DIRECTIVE ▸
Copy out every line that contains the word "فحججت".

******************************

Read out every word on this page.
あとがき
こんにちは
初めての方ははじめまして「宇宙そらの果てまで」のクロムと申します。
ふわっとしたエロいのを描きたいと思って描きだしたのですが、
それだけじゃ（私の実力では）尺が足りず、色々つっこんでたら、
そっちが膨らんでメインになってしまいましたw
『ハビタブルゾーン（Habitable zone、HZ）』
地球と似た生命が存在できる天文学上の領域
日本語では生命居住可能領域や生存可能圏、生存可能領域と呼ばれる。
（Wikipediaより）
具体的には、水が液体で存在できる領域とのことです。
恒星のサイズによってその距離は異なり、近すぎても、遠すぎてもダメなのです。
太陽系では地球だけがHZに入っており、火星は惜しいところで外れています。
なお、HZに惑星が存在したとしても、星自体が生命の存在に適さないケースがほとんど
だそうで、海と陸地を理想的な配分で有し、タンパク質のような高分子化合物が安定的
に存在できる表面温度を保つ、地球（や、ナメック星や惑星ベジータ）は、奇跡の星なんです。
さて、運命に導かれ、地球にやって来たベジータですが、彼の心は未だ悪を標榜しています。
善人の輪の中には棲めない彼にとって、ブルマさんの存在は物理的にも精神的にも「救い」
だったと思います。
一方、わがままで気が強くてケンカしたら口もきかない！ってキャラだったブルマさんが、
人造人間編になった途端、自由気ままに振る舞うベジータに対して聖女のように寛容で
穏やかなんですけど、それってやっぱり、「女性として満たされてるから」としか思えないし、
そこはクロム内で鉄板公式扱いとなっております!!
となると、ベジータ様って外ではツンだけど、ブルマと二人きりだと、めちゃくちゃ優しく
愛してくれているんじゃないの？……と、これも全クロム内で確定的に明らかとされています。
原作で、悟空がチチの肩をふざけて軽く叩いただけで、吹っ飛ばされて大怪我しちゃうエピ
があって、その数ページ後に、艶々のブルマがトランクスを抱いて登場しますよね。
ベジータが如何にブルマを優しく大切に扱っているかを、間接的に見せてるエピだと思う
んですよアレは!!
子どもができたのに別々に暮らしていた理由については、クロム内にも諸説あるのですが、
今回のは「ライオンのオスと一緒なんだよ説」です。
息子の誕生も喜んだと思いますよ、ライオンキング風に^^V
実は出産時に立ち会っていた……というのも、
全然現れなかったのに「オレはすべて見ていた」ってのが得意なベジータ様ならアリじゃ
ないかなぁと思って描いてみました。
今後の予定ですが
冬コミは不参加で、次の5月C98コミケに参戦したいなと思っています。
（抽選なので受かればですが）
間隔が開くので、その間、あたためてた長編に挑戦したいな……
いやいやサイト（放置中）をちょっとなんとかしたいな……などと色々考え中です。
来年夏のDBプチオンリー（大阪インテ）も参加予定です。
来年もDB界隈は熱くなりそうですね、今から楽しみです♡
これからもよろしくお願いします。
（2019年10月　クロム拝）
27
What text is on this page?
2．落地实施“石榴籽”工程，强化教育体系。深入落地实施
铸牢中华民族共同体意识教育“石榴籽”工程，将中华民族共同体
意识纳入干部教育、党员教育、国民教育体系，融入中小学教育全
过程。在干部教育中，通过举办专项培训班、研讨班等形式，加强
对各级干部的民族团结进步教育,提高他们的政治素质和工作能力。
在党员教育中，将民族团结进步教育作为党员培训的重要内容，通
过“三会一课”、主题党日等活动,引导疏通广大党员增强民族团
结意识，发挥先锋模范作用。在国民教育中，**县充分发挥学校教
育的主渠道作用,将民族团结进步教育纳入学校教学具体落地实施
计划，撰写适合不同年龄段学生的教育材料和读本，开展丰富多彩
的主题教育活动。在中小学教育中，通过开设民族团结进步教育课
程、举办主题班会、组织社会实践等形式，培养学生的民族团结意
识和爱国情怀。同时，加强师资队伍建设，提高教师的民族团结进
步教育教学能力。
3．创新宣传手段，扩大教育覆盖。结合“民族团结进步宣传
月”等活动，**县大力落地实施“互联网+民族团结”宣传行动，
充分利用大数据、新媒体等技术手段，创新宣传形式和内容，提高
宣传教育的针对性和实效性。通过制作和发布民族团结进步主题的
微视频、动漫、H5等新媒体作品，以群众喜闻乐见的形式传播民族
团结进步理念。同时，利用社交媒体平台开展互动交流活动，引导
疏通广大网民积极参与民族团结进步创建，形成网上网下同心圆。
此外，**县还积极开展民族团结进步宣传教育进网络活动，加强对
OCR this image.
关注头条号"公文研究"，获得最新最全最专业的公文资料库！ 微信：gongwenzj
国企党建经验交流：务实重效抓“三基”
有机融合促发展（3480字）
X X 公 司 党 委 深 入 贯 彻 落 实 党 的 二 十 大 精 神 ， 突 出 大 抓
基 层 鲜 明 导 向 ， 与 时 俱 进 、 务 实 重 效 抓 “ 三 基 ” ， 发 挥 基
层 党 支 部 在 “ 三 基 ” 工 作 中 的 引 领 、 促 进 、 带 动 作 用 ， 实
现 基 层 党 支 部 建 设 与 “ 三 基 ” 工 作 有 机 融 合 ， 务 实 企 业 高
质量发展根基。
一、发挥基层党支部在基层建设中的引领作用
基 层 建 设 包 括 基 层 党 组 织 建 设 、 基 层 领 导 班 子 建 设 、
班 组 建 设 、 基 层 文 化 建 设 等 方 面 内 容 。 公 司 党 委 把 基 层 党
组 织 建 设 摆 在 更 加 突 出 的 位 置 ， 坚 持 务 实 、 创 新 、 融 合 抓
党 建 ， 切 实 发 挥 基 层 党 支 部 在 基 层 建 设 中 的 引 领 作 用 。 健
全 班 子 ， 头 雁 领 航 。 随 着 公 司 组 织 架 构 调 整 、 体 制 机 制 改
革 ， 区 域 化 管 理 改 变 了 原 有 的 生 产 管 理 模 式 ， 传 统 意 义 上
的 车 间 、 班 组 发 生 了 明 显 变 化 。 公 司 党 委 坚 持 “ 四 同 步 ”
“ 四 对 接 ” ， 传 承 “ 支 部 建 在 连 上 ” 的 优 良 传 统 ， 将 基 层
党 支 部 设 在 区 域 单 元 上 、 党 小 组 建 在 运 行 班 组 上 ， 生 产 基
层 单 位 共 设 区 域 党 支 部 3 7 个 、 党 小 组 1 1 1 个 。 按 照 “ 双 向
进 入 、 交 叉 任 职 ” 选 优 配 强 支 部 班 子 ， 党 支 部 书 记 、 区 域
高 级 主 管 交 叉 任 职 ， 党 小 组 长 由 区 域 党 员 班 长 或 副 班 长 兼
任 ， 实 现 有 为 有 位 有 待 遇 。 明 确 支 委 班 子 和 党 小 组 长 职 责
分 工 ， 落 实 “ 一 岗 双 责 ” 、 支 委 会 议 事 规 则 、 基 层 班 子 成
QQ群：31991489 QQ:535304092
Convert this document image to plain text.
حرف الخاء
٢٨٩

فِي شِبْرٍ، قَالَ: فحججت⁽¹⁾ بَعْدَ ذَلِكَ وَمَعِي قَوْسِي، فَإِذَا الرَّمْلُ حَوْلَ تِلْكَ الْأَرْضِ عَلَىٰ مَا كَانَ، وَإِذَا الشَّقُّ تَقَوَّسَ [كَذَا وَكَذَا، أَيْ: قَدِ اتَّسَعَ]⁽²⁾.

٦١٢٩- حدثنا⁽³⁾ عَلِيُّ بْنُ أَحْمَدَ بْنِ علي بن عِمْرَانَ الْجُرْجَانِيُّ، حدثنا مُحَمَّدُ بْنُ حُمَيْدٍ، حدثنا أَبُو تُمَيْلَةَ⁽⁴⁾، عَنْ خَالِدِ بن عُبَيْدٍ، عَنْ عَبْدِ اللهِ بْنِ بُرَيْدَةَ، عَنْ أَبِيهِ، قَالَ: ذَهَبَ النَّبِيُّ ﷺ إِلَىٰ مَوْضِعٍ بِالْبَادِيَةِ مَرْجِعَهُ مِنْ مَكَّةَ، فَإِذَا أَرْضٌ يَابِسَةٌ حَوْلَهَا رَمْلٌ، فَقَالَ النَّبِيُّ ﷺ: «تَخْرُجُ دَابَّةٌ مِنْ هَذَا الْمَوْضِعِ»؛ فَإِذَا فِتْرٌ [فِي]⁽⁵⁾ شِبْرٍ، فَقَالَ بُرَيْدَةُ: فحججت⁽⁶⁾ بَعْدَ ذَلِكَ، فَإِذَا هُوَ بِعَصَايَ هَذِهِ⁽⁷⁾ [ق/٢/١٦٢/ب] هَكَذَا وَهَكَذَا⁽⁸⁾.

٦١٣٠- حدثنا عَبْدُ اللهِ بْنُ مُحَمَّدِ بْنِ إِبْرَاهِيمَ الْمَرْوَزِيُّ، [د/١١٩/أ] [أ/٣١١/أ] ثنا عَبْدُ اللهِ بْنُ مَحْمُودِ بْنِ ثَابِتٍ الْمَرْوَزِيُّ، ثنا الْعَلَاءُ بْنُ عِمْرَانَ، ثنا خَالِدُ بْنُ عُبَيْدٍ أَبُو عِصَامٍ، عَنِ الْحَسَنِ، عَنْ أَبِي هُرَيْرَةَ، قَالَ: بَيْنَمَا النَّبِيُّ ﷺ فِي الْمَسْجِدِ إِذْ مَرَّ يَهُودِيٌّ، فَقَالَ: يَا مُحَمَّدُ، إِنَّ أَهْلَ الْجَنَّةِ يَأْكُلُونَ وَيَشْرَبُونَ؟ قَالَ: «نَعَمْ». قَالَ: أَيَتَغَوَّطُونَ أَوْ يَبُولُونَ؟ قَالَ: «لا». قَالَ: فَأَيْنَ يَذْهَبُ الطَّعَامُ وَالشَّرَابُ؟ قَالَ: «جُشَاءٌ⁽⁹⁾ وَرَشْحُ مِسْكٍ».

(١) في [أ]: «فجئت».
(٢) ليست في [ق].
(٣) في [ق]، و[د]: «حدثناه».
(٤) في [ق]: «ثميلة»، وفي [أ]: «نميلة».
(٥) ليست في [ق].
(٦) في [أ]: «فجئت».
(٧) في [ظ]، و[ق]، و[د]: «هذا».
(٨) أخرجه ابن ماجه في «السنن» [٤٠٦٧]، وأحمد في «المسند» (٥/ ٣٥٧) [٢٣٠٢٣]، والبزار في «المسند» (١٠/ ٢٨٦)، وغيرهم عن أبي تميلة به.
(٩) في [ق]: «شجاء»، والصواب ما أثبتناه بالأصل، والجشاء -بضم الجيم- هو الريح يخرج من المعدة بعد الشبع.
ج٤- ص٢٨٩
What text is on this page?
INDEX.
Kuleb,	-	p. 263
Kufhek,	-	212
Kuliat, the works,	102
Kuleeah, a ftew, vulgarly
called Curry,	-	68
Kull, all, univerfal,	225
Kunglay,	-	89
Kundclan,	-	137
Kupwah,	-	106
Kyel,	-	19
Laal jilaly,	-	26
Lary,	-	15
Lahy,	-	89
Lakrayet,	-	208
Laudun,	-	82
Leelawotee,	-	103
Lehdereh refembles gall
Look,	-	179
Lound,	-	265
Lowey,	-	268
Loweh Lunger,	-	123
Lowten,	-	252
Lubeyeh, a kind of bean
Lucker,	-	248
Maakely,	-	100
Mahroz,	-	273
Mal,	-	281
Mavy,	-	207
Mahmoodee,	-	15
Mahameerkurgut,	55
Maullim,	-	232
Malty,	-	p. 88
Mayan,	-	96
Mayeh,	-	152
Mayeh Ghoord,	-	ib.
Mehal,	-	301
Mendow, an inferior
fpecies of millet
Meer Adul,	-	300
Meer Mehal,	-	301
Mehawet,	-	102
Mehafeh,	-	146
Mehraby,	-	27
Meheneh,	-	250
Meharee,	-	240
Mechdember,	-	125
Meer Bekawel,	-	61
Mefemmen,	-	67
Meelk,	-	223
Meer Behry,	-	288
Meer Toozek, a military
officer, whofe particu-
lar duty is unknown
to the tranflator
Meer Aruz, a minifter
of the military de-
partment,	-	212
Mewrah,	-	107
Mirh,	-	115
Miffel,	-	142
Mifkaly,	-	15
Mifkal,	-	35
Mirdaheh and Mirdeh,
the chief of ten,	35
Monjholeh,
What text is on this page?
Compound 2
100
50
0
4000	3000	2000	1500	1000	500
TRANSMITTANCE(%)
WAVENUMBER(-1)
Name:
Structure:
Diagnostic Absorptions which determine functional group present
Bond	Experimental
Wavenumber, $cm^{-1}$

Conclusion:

******************************

TASK OUTPUT ▸
فِي شِبْرٍ، قَالَ: فحججت⁽¹⁾ بَعْدَ ذَلِكَ وَمَعِي قَوْسِي، فَإِذَا الرَّمْلُ حَوْلَ تِلْكَ الْأَرْضِ عَلَىٰ مَا كَانَ، وَإِذَا الشَّقُّ تَقَوَّسَ [كَذَا وَكَذَا، أَيْ: قَدِ اتَّسَعَ]⁽²⁾.
٦١٢٩- حدثنا⁽³⁾ عَلِيُّ بْنُ أَحْمَدَ بْنِ علي بن عِمْرَانَ الْجُرْجَانِيُّ، حدثنا مُحَمَّدُ بْنُ حُمَيْدٍ، حدثنا أَبُو تُمَيْلَةَ⁽⁴⁾، عَنْ خَالِدِ بن عُبَيْدٍ، عَنْ عَبْدِ اللهِ بْنِ بُرَيْدَةَ، عَنْ أَبِيهِ، قَالَ: ذَهَبَ النَّبِيُّ ﷺ إِلَىٰ مَوْضِعٍ بِالْبَادِيَةِ مَرْجِعَهُ مِنْ مَكَّةَ، فَإِذَا أَرْضٌ يَابِسَةٌ حَوْلَهَا رَمْلٌ، فَقَالَ النَّبِيُّ ﷺ: «تَخْرُجُ دَابَّةٌ مِنْ هَذَا الْمَوْضِعِ»؛ فَإِذَا فِتْرٌ [فِي]⁽⁵⁾ شِبْرٍ، فَقَالَ بُرَيْدَةُ: فحججت⁽⁶⁾ بَعْدَ ذَلِكَ، فَإِذَا هُوَ بِعَصَايَ هَذِهِ⁽⁷⁾ [ق/٢/١٦٢/ب] هَكَذَا وَهَكَذَا⁽⁸⁾.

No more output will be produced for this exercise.